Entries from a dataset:
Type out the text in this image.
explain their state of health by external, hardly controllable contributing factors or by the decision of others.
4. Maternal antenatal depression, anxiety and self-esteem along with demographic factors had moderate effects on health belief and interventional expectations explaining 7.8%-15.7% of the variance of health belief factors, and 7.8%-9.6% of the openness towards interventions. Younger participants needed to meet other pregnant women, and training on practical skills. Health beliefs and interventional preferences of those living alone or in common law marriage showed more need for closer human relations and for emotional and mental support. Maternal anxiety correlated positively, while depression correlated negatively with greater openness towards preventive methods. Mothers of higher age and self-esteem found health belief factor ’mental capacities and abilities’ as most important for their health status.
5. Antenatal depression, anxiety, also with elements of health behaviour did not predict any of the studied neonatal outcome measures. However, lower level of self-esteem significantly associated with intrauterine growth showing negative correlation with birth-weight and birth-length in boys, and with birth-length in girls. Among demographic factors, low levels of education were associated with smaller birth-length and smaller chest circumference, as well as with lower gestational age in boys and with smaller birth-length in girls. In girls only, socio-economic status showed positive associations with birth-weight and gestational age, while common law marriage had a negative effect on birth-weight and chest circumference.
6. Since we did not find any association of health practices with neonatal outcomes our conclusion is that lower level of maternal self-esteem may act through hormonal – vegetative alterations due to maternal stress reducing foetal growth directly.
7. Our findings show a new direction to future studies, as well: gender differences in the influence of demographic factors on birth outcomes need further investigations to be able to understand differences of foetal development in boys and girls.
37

**What is needed:** Your task is to output all of the data above word for word.

**Solution for this problem:**
Type out the text in this image.
explain their state of health by external, hardly controllable contributing factors or by the decision of others.
4. Maternal antenatal depression, anxiety and self-esteem along with demographic factors had moderate effects on health belief and interventional expectations explaining 7.8%-15.7% of the variance of health belief factors, and 7.8%-9.6% of the openness towards interventions. Younger participants needed to meet other pregnant women, and training on practical skills. Health beliefs and interventional preferences of those living alone or in common law marriage showed more need for closer human relations and for emotional and mental support. Maternal anxiety correlated positively, while depression correlated negatively with greater openness towards preventive methods. Mothers of higher age and self-esteem found health belief factor ’mental capacities and abilities’ as most important for their health status.
5. Antenatal depression, anxiety, also with elements of health behaviour did not predict any of the studied neonatal outcome measures. However, lower level of self-esteem significantly associated with intrauterine growth showing negative correlation with birth-weight and birth-length in boys, and with birth-length in girls. Among demographic factors, low levels of education were associated with smaller birth-length and smaller chest circumference, as well as with lower gestational age in boys and with smaller birth-length in girls. In girls only, socio-economic status showed positive associations with birth-weight and gestational age, while common law marriage had a negative effect on birth-weight and chest circumference.
6. Since we did not find any association of health practices with neonatal outcomes our conclusion is that lower level of maternal self-esteem may act through hormonal – vegetative alterations due to maternal stress reducing foetal growth directly.
7. Our findings show a new direction to future studies, as well: gender differences in the influence of demographic factors on birth outcomes need further investigations to be able to understand differences of foetal development in boys and girls.
37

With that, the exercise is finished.